### AUFGABE 1:
Gib die Einträge von der Zeile mit „school: CLINT HS — [672, 577, 760, 599]“ bis zur Zeile mit „rank: 3 — [62, 428, 84, 468]“ unverändert wieder, beide Zeilen eingeschlossen.

### SEITENAUSZUG:
------------------------------------------------
Wir müssen ja nur ins Europawahlprogramm gucken: Was Sie in Wahrheit wollen, ist ein Austritt aus der EU, ist eine Abschaffung des Euro. Das ist doch die Wahrheit darüber, was Sie wollen.

(Beifall bei der FDP sowie bei Abgeordneten der SPD, der CDU/CSU und des BÜNDNISSES 90/DIE GRÜNEN – Dr. Ottilie Klein [CDU/CSU]: So ist es!)

Sie wollen nämlich nicht Integration gestalten, sondern Sie wollen Desintegration vorantreiben, liebe Kolleginnen und Kollegen. Darum geht es doch am Ende des Tages. Denn Integrationsverantwortung ist ja weit mehr als nur eine Kontrolle durch uns als Parlament, wie wir das beispielsweise im geldpolitischen Dialog machen, um die Einhaltung des Rechts sicherzustellen.

(Peter Boehringer [AfD]: Das wäre aber mal ein guter Anfang!)

Unser Grundgesetz macht doch eines deutlich – vielleicht lesen Sie es gelegentlich mal nach –: Es will eine europäische Integration. Es gilt hier der Grundsatz der Europarechtsfreundlichkeit und damit auch der Grundsatz der Integrationsverantwortung. Sie wollen genau diese Verantwortung nicht übernehmen. Das ist doch die Wahrheit.

(Albrecht Glaser [AfD]: Dummes Zeug! Dummes Zeug ist das!)

Weder hier und heute noch bei Ihrem Antrag zum Euro vor zwei Wochen hat es irgendwo einen konstruktiven Beitrag dazu gegeben: Wie wollen Sie die Europäische Union weiterentwickeln, die Währungsunion? Was wollen Sie zu einer Geldpolitik der Zukunft beitragen? Von all dem nichts, nur destruktiv, nur Nein sagen. So geht das nicht, liebe Kolleginnen und Kollegen. Dagegen wird sich unsere Fraktion mit Händen und Füßen wehren.

(Beifall bei der FDP sowie bei Abgeordneten der SPD, der CDU/CSU und des BÜNDNISSES 90/DIE GRÜNEN)

Der Antrag geht sogar so weit, die Unabhängigkeit der Gerichte infrage zu stellen. Sie maßen sich eine Beurteilung an, die uns als Parlament gar nicht zusteht. Ich mache das an zwei Punkten fest; diese widersprechen sich im Übrigen auch.
------------------------------------------------
### AUFGABE 2:
Was will das Grundgesetz laut dem Redeauszug?

(Bildlayout-Annotationen)
------------------------------------------------
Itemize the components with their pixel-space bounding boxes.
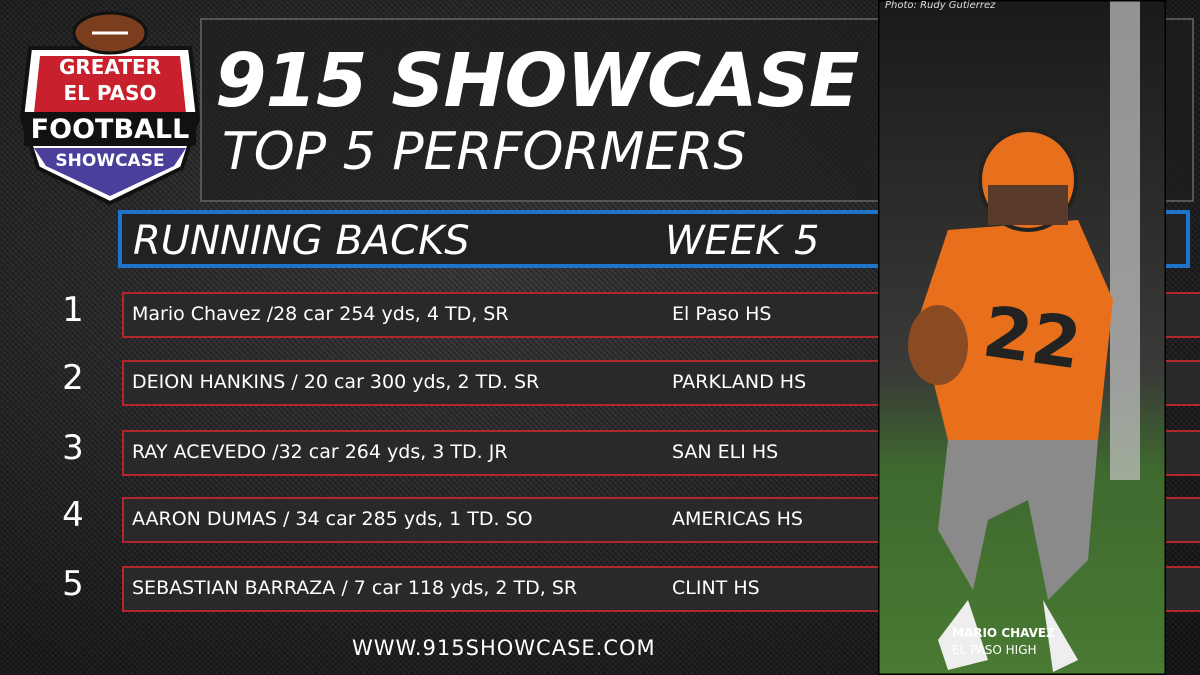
school: CLINT HS — [672, 577, 760, 599]
player-photo: 22 — [878, 0, 1166, 675]
rank: 4 — [62, 495, 84, 535]
player-line: AARON DUMAS / 34 car 285 yds, 1 TD. SO — [132, 508, 533, 530]
logo: GREATER EL PASO FOOTBALL SHOWCASE — [19, 11, 201, 206]
section-week: WEEK 5 — [665, 218, 820, 264]
player-line: SEBASTIAN BARRAZA / 7 car 118 yds, 2 TD,… — [132, 577, 578, 599]
player-line: RAY ACEVEDO /32 car 264 yds, 3 TD. JR — [132, 441, 508, 463]
rank: 2 — [62, 358, 84, 398]
footer-url: WWW.915SHOWCASE.COM — [352, 636, 656, 660]
logo-text: GREATER — [59, 55, 161, 79]
school: PARKLAND HS — [672, 371, 807, 393]
rank: 3 — [62, 428, 84, 468]
player-line: DEION HANKINS / 20 car 300 yds, 2 TD. SR — [132, 371, 540, 393]
photo-caption-name: MARIO CHAVEZ — [952, 626, 1055, 640]
school: AMERICAS HS — [672, 508, 803, 530]
subtitle: TOP 5 PERFORMERS — [222, 122, 747, 182]
rank: 5 — [62, 564, 84, 604]
svg-text:22: 22 — [978, 291, 1086, 386]
rank: 1 — [62, 290, 84, 330]
player-line: Mario Chavez /28 car 254 yds, 4 TD, SR — [132, 303, 509, 325]
photo-caption-school: EL PASO HIGH — [952, 643, 1037, 657]
logo-text: EL PASO — [63, 81, 156, 105]
school: El Paso HS — [672, 303, 772, 325]
title: 915 SHOWCASE — [215, 38, 859, 124]
logo-text: SHOWCASE — [55, 151, 164, 171]
section-title: RUNNING BACKS — [133, 218, 470, 264]
photo-credit: Photo: Rudy Gutierrez — [885, 0, 996, 11]
school: SAN ELI HS — [672, 441, 779, 463]
logo-text: FOOTBALL — [31, 114, 190, 145]
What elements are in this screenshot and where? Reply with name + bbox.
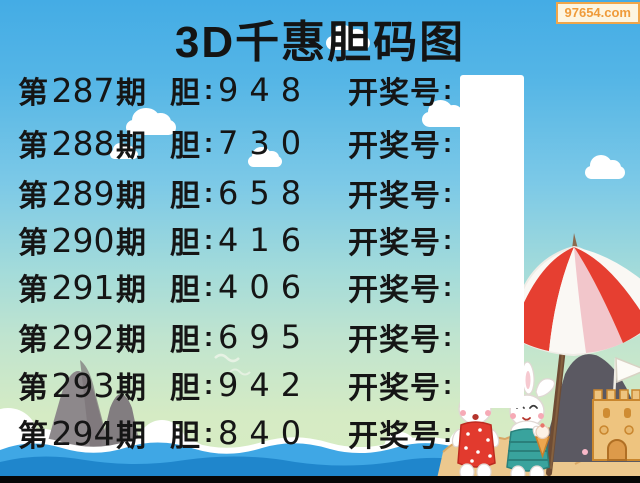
period-number: 293 bbox=[51, 365, 115, 405]
period-suffix: 期 bbox=[116, 77, 146, 110]
period-suffix: 期 bbox=[116, 130, 146, 163]
period-prefix: 第 bbox=[18, 77, 48, 110]
period-suffix: 期 bbox=[116, 372, 146, 405]
colon: : bbox=[203, 177, 214, 208]
colon: : bbox=[203, 224, 214, 255]
draw-row: 第 294 期 胆 : 840 开奖号 : bbox=[18, 409, 454, 457]
period-number: 287 bbox=[51, 70, 115, 110]
result-label: 开奖号 bbox=[348, 420, 441, 453]
period-number: 291 bbox=[51, 267, 115, 307]
draw-row: 第 288 期 胆 : 730 开奖号 : bbox=[18, 119, 454, 167]
period-number: 288 bbox=[51, 123, 115, 163]
result-label: 开奖号 bbox=[348, 227, 441, 260]
dan-label: 胆 bbox=[170, 274, 200, 307]
result-label: 开奖号 bbox=[348, 130, 441, 163]
cloud-icon bbox=[110, 142, 138, 159]
dan-digits: 658 bbox=[218, 174, 313, 212]
draw-row: 第 287 期 胆 : 948 开奖号 : bbox=[18, 66, 454, 114]
period-number: 289 bbox=[51, 173, 115, 213]
draw-row: 第 291 期 胆 : 406 开奖号 : bbox=[18, 263, 454, 311]
period-prefix: 第 bbox=[18, 420, 48, 453]
period-prefix: 第 bbox=[18, 372, 48, 405]
colon: : bbox=[442, 417, 453, 448]
colon: : bbox=[442, 271, 453, 302]
dan-label: 胆 bbox=[170, 372, 200, 405]
colon: : bbox=[203, 369, 214, 400]
draw-row: 第 290 期 胆 : 416 开奖号 : bbox=[18, 216, 454, 264]
dan-digits: 840 bbox=[218, 414, 313, 452]
page-title: 3D千惠胆码图 bbox=[174, 18, 466, 67]
colon: : bbox=[203, 417, 214, 448]
colon: : bbox=[203, 271, 214, 302]
draw-row: 第 293 期 胆 : 942 开奖号 : bbox=[18, 361, 454, 409]
watermark-badge: 97654.com bbox=[555, 2, 640, 24]
results-cover-box bbox=[460, 75, 524, 408]
period-number: 294 bbox=[51, 413, 115, 453]
dan-label: 胆 bbox=[170, 324, 200, 357]
colon: : bbox=[442, 74, 453, 105]
colon: : bbox=[203, 74, 214, 105]
cloud-icon bbox=[585, 155, 625, 179]
dan-label: 胆 bbox=[170, 77, 200, 110]
dan-digits: 695 bbox=[218, 318, 313, 356]
colon: : bbox=[203, 321, 214, 352]
dan-digits: 416 bbox=[218, 221, 313, 259]
colon: : bbox=[442, 224, 453, 255]
cloud-icon bbox=[126, 107, 176, 135]
dan-digits: 948 bbox=[218, 71, 313, 109]
period-prefix: 第 bbox=[18, 274, 48, 307]
period-prefix: 第 bbox=[18, 324, 48, 357]
dan-label: 胆 bbox=[170, 420, 200, 453]
period-prefix: 第 bbox=[18, 130, 48, 163]
result-label: 开奖号 bbox=[348, 274, 441, 307]
bottom-border-bar bbox=[0, 476, 640, 483]
result-label: 开奖号 bbox=[348, 77, 441, 110]
period-suffix: 期 bbox=[116, 274, 146, 307]
cloud-icon bbox=[326, 24, 370, 50]
cloud-icon bbox=[248, 147, 282, 167]
colon: : bbox=[442, 321, 453, 352]
dan-label: 胆 bbox=[170, 130, 200, 163]
period-prefix: 第 bbox=[18, 227, 48, 260]
colon: : bbox=[442, 127, 453, 158]
period-suffix: 期 bbox=[116, 227, 146, 260]
period-suffix: 期 bbox=[116, 180, 146, 213]
dan-digits: 730 bbox=[218, 124, 313, 162]
result-label: 开奖号 bbox=[348, 180, 441, 213]
period-prefix: 第 bbox=[18, 180, 48, 213]
dan-label: 胆 bbox=[170, 227, 200, 260]
colon: : bbox=[442, 369, 453, 400]
draw-row: 第 289 期 胆 : 658 开奖号 : bbox=[18, 169, 454, 217]
draw-row: 第 292 期 胆 : 695 开奖号 : bbox=[18, 313, 454, 361]
dan-digits: 942 bbox=[218, 366, 313, 404]
colon: : bbox=[203, 127, 214, 158]
colon: : bbox=[442, 177, 453, 208]
cloud-icon bbox=[422, 99, 468, 127]
period-number: 290 bbox=[51, 220, 115, 260]
dan-label: 胆 bbox=[170, 180, 200, 213]
result-label: 开奖号 bbox=[348, 372, 441, 405]
result-label: 开奖号 bbox=[348, 324, 441, 357]
dan-digits: 406 bbox=[218, 268, 313, 306]
period-suffix: 期 bbox=[116, 420, 146, 453]
period-suffix: 期 bbox=[116, 324, 146, 357]
period-number: 292 bbox=[51, 317, 115, 357]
------------------------------------------------
### ERWARTETE ANTWORT 1:
school: CLINT HS — [672, 577, 760, 599]
player-photo: 22 — [878, 0, 1166, 675]
rank: 4 — [62, 495, 84, 535]
player-line: AARON DUMAS / 34 car 285 yds, 1 TD. SO — [132, 508, 533, 530]
logo: GREATER EL PASO FOOTBALL SHOWCASE — [19, 11, 201, 206]
section-week: WEEK 5 — [665, 218, 820, 264]
player-line: SEBASTIAN BARRAZA / 7 car 118 yds, 2 TD,… — [132, 577, 578, 599]
player-line: RAY ACEVEDO /32 car 264 yds, 3 TD. JR — [132, 441, 508, 463]
rank: 2 — [62, 358, 84, 398]
footer-url: WWW.915SHOWCASE.COM — [352, 636, 656, 660]
logo-text: GREATER — [59, 55, 161, 79]
school: PARKLAND HS — [672, 371, 807, 393]
rank: 3 — [62, 428, 84, 468]

### ERWARTETE ANTWORT 2:
Es will eine europäische Integration.